_Directions_
Each line of the material must be returned exactly.

(Rows from a figure dataset)
— begin —

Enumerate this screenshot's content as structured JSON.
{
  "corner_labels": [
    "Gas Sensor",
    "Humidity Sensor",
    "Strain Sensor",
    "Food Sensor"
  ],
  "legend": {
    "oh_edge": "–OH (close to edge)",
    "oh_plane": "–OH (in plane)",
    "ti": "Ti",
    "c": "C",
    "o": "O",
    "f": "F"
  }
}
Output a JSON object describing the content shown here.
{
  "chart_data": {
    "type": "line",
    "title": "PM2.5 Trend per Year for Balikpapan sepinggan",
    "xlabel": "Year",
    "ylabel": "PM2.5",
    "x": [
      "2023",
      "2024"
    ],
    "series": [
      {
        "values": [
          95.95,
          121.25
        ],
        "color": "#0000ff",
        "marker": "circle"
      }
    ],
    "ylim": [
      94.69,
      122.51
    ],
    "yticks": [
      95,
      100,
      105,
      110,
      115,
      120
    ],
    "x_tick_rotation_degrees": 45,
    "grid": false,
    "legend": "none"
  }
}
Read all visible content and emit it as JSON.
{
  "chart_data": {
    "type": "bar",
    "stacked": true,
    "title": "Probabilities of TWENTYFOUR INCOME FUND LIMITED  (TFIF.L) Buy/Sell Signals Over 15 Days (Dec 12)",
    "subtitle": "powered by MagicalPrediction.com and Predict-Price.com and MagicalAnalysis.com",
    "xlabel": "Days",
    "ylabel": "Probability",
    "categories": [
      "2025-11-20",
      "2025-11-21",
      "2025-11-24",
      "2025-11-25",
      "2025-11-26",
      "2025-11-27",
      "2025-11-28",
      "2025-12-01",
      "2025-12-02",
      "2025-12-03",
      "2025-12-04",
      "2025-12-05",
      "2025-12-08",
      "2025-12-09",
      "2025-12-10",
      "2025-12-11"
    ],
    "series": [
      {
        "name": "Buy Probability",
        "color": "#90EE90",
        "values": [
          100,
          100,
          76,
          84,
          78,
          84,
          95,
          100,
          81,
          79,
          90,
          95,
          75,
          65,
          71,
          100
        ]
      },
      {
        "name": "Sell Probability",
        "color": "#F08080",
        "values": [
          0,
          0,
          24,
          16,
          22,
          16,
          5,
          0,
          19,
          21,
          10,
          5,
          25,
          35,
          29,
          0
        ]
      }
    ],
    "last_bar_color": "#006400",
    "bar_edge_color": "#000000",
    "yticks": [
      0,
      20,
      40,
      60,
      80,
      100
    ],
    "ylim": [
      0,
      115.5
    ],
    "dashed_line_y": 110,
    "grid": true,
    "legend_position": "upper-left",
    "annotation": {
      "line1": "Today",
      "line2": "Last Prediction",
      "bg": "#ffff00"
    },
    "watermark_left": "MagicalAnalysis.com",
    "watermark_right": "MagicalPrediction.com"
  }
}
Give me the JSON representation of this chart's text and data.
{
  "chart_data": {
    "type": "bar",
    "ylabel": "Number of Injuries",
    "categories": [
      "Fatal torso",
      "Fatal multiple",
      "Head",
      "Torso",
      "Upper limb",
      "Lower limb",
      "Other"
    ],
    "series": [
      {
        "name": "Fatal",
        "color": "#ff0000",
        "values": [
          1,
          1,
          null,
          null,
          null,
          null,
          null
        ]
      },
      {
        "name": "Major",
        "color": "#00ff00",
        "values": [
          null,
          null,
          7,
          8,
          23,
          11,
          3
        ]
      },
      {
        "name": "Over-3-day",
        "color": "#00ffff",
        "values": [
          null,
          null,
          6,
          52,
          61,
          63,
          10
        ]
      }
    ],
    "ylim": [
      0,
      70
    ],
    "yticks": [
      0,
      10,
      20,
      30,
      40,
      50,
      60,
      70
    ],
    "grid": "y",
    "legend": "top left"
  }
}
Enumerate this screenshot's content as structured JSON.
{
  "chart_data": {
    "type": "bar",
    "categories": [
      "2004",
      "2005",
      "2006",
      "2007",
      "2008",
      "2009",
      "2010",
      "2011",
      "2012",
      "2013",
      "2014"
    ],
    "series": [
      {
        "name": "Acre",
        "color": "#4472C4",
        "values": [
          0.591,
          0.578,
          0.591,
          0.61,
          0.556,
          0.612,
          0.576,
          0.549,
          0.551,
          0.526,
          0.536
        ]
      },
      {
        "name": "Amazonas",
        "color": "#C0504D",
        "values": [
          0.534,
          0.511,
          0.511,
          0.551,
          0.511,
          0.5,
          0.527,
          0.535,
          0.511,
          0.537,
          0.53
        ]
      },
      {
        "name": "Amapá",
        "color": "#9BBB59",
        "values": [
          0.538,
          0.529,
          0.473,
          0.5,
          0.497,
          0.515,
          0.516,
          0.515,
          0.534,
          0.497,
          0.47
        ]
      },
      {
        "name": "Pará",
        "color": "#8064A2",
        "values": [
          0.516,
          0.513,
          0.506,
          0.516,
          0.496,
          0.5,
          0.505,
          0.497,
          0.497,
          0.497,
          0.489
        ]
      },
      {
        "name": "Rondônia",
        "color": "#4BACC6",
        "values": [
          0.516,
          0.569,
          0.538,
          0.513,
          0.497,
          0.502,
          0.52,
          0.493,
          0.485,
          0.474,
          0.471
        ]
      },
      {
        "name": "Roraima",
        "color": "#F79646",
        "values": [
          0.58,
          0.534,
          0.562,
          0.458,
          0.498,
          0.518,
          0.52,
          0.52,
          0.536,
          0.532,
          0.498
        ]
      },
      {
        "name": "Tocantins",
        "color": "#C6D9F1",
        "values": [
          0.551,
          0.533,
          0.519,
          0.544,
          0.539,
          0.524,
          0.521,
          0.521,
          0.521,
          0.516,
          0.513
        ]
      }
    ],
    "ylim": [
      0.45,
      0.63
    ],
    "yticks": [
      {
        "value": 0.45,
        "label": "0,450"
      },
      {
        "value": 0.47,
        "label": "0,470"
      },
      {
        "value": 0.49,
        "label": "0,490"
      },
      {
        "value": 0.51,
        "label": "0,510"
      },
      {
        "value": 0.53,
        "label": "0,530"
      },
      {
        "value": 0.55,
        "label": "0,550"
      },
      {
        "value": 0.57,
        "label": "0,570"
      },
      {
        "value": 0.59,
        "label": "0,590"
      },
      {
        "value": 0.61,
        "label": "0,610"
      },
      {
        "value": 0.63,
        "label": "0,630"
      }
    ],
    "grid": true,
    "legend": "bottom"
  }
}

— end —

_Written reply_
Enumerate this screenshot's content as structured JSON.
{
  "corner_labels": [
    "Gas Sensor",
    "Humidity Sensor",
    "Strain Sensor",
    "Food Sensor"
  ],
  "legend": {
    "oh_edge": "–OH (close to edge)",
    "oh_plane": "–OH (in plane)",
    "ti": "Ti",
    "c": "C",
    "o": "O",
    "f": "F"
  }
}
Output a JSON object describing the content shown here.
{
  "chart_data": {
    "type": "line",
    "title": "PM2.5 Trend per Year for Balikpapan sepinggan",
    "xlabel": "Year",
    "ylabel": "PM2.5",
    "x": [
      "2023",
      "2024"
    ],
    "series": [
      {
        "values": [
          95.95,
          121.25
        ],
        "color": "#0000ff",
        "marker": "circle"
      }
    ],
    "ylim": [
      94.69,
      122.51
    ],
    "yticks": [
      95,
      100,
      105,
      110,
      115,
      120
    ],
    "x_tick_rotation_degrees": 45,
    "grid": false,
    "legend": "none"
  }
}
Read all visible content and emit it as JSON.
{
  "chart_data": {
    "type": "bar",
    "stacked": true,
    "title": "Probabilities of TWENTYFOUR INCOME FUND LIMITED  (TFIF.L) Buy/Sell Signals Over 15 Days (Dec 12)",
    "subtitle": "powered by MagicalPrediction.com and Predict-Price.com and MagicalAnalysis.com",
    "xlabel": "Days",
    "ylabel": "Probability",
    "categories": [
      "2025-11-20",
      "2025-11-21",
      "2025-11-24",
      "2025-11-25",
      "2025-11-26",
      "2025-11-27",
      "2025-11-28",
      "2025-12-01",
      "2025-12-02",
      "2025-12-03",
      "2025-12-04",
      "2025-12-05",
      "2025-12-08",
      "2025-12-09",
      "2025-12-10",
      "2025-12-11"
    ],
    "series": [
      {
        "name": "Buy Probability",
        "color": "#90EE90",
        "values": [
          100,
          100,
          76,
          84,
          78,
          84,
          95,
          100,
          81,
          79,
          90,
          95,
          75,
          65,
          71,
          100
        ]
      },
      {
        "name": "Sell Probability",
        "color": "#F08080",
        "values": [
          0,
          0,
          24,
          16,
          22,
          16,
          5,
          0,
          19,
          21,
          10,
          5,
          25,
          35,
          29,
          0
        ]
      }
    ],
    "last_bar_color": "#006400",
    "bar_edge_color": "#000000",
    "yticks": [
      0,
      20,
      40,
      60,
      80,
      100
    ],
    "ylim": [
      0,
      115.5
    ],
    "dashed_line_y": 110,
    "grid": true,
    "legend_position": "upper-left",
    "annotation": {
      "line1": "Today",
      "line2": "Last Prediction",
      "bg": "#ffff00"
    },
    "watermark_left": "MagicalAnalysis.com",
    "watermark_right": "MagicalPrediction.com"
  }
}
Give me the JSON representation of this chart's text and data.
{
  "chart_data": {
    "type": "bar",
    "ylabel": "Number of Injuries",
    "categories": [
      "Fatal torso",
      "Fatal multiple",
      "Head",
      "Torso",
      "Upper limb",
      "Lower limb",
      "Other"
    ],
    "series": [
      {
        "name": "Fatal",
        "color": "#ff0000",
        "values": [
          1,
          1,
          null,
          null,
          null,
          null,
          null
        ]
      },
      {
        "name": "Major",
        "color": "#00ff00",
        "values": [
          null,
          null,
          7,
          8,
          23,
          11,
          3
        ]
      },
      {
        "name": "Over-3-day",
        "color": "#00ffff",
        "values": [
          null,
          null,
          6,
          52,
          61,
          63,
          10
        ]
      }
    ],
    "ylim": [
      0,
      70
    ],
    "yticks": [
      0,
      10,
      20,
      30,
      40,
      50,
      60,
      70
    ],
    "grid": "y",
    "legend": "top left"
  }
}
Enumerate this screenshot's content as structured JSON.
{
  "chart_data": {
    "type": "bar",
    "categories": [
      "2004",
      "2005",
      "2006",
      "2007",
      "2008",
      "2009",
      "2010",
      "2011",
      "2012",
      "2013",
      "2014"
    ],
    "series": [
      {
        "name": "Acre",
        "color": "#4472C4",
        "values": [
          0.591,
          0.578,
          0.591,
          0.61,
          0.556,
          0.612,
          0.576,
          0.549,
          0.551,
          0.526,
          0.536
        ]
      },
      {
        "name": "Amazonas",
        "color": "#C0504D",
        "values": [
          0.534,
          0.511,
          0.511,
          0.551,
          0.511,
          0.5,
          0.527,
          0.535,
          0.511,
          0.537,
          0.53
        ]
      },
      {
        "name": "Amapá",
        "color": "#9BBB59",
        "values": [
          0.538,
          0.529,
          0.473,
          0.5,
          0.497,
          0.515,
          0.516,
          0.515,
          0.534,
          0.497,
          0.47
        ]
      },
      {
        "name": "Pará",
        "color": "#8064A2",
        "values": [
          0.516,
          0.513,
          0.506,
          0.516,
          0.496,
          0.5,
          0.505,
          0.497,
          0.497,
          0.497,
          0.489
        ]
      },
      {
        "name": "Rondônia",
        "color": "#4BACC6",
        "values": [
          0.516,
          0.569,
          0.538,
          0.513,
          0.497,
          0.502,
          0.52,
          0.493,
          0.485,
          0.474,
          0.471
        ]
      },
      {
        "name": "Roraima",
        "color": "#F79646",
        "values": [
          0.58,
          0.534,
          0.562,
          0.458,
          0.498,
          0.518,
          0.52,
          0.52,
          0.536,
          0.532,
          0.498
        ]
      },
      {
        "name": "Tocantins",
        "color": "#C6D9F1",
        "values": [
          0.551,
          0.533,
          0.519,
          0.544,
          0.539,
          0.524,
          0.521,
          0.521,
          0.521,
          0.516,
          0.513
        ]
      }
    ],
    "ylim": [
      0.45,
      0.63
    ],
    "yticks": [
      {
        "value": 0.45,
        "label": "0,450"
      },
      {
        "value": 0.47,
        "label": "0,470"
      },
      {
        "value": 0.49,
        "label": "0,490"
      },
      {
        "value": 0.51,
        "label": "0,510"
      },
      {
        "value": 0.53,
        "label": "0,530"
      },
      {
        "value": 0.55,
        "label": "0,550"
      },
      {
        "value": 0.57,
        "label": "0,570"
      },
      {
        "value": 0.59,
        "label": "0,590"
      },
      {
        "value": 0.61,
        "label": "0,610"
      },
      {
        "value": 0.63,
        "label": "0,630"
      }
    ],
    "grid": true,
    "legend": "bottom"
  }
}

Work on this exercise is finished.